Set down the data below without change, skipping the pictures it holds.
= = = =
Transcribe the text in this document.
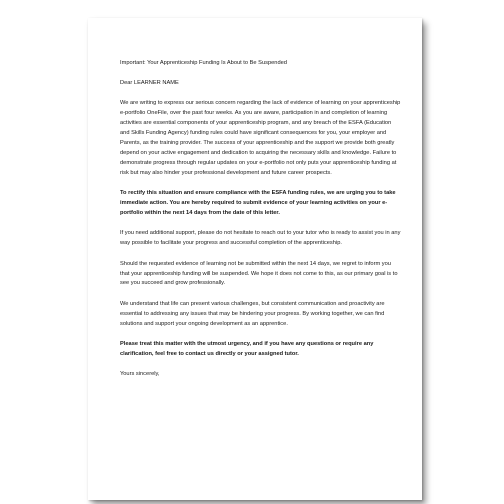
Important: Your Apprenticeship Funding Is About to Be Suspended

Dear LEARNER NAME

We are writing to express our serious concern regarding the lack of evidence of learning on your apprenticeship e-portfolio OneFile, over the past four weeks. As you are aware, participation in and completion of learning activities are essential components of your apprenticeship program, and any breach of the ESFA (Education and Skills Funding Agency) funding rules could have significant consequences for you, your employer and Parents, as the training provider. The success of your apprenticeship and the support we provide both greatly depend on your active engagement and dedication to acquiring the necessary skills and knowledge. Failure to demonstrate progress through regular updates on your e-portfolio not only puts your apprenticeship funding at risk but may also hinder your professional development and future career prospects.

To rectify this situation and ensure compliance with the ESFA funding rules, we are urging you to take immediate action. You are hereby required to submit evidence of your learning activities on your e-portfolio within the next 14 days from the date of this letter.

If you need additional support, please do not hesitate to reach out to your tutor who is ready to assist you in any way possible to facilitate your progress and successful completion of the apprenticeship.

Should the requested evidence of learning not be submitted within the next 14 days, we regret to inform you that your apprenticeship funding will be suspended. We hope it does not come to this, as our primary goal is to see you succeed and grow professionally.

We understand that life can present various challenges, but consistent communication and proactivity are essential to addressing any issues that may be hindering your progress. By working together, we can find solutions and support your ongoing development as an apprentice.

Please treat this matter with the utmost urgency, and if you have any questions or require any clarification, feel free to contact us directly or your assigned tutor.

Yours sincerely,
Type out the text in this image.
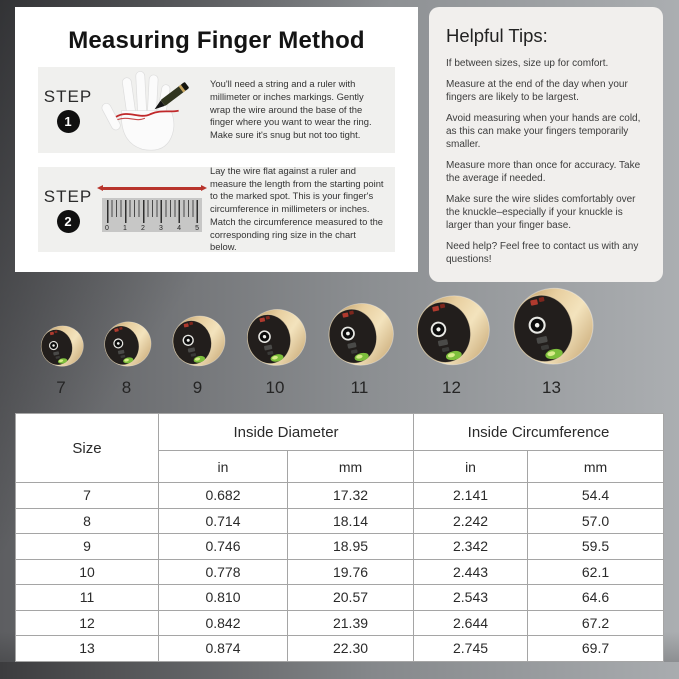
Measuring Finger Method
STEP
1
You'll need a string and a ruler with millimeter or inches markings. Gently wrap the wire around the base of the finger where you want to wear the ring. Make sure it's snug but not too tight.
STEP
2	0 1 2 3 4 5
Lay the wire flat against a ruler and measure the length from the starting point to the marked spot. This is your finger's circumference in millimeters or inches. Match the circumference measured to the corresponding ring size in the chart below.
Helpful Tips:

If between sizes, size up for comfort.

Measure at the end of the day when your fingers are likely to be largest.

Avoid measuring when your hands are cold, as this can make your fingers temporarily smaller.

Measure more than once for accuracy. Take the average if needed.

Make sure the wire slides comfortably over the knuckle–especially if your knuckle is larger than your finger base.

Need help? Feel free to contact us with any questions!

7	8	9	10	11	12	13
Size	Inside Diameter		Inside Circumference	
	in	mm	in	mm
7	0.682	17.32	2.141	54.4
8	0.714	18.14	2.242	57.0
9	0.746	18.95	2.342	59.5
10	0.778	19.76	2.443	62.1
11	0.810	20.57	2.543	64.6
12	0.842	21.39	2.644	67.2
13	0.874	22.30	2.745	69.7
= = = =
§ Final result
Transcribe the text in this document.
Important: Your Apprenticeship Funding Is About to Be Suspended

Dear LEARNER NAME

We are writing to express our serious concern regarding the lack of evidence of learning on your apprenticeship e-portfolio OneFile, over the past four weeks. As you are aware, participation in and completion of learning activities are essential components of your apprenticeship program, and any breach of the ESFA (Education and Skills Funding Agency) funding rules could have significant consequences for you, your employer and Parents, as the training provider. The success of your apprenticeship and the support we provide both greatly depend on your active engagement and dedication to acquiring the necessary skills and knowledge. Failure to demonstrate progress through regular updates on your e-portfolio not only puts your apprenticeship funding at risk but may also hinder your professional development and future career prospects.

To rectify this situation and ensure compliance with the ESFA funding rules, we are urging you to take immediate action. You are hereby required to submit evidence of your learning activities on your e-portfolio within the next 14 days from the date of this letter.

If you need additional support, please do not hesitate to reach out to your tutor who is ready to assist you in any way possible to facilitate your progress and successful completion of the apprenticeship.

Should the requested evidence of learning not be submitted within the next 14 days, we regret to inform you that your apprenticeship funding will be suspended. We hope it does not come to this, as our primary goal is to see you succeed and grow professionally.

We understand that life can present various challenges, but consistent communication and proactivity are essential to addressing any issues that may be hindering your progress. By working together, we can find solutions and support your ongoing development as an apprentice.

Please treat this matter with the utmost urgency, and if you have any questions or require any clarification, feel free to contact us directly or your assigned tutor.

Yours sincerely,
Type out the text in this image.
Measuring Finger Method
STEP
1
You'll need a string and a ruler with millimeter or inches markings. Gently wrap the wire around the base of the finger where you want to wear the ring. Make sure it's snug but not too tight.
STEP
2	0 1 2 3 4 5
Lay the wire flat against a ruler and measure the length from the starting point to the marked spot. This is your finger's circumference in millimeters or inches. Match the circumference measured to the corresponding ring size in the chart below.
Helpful Tips:

If between sizes, size up for comfort.

Measure at the end of the day when your fingers are likely to be largest.

Avoid measuring when your hands are cold, as this can make your fingers temporarily smaller.

Measure more than once for accuracy. Take the average if needed.

Make sure the wire slides comfortably over the knuckle–especially if your knuckle is larger than your finger base.

Need help? Feel free to contact us with any questions!

7	8	9	10	11	12	13
Size	Inside Diameter		Inside Circumference	
	in	mm	in	mm
7	0.682	17.32	2.141	54.4
8	0.714	18.14	2.242	57.0
9	0.746	18.95	2.342	59.5
10	0.778	19.76	2.443	62.1
11	0.810	20.57	2.543	64.6
12	0.842	21.39	2.644	67.2
13	0.874	22.30	2.745	69.7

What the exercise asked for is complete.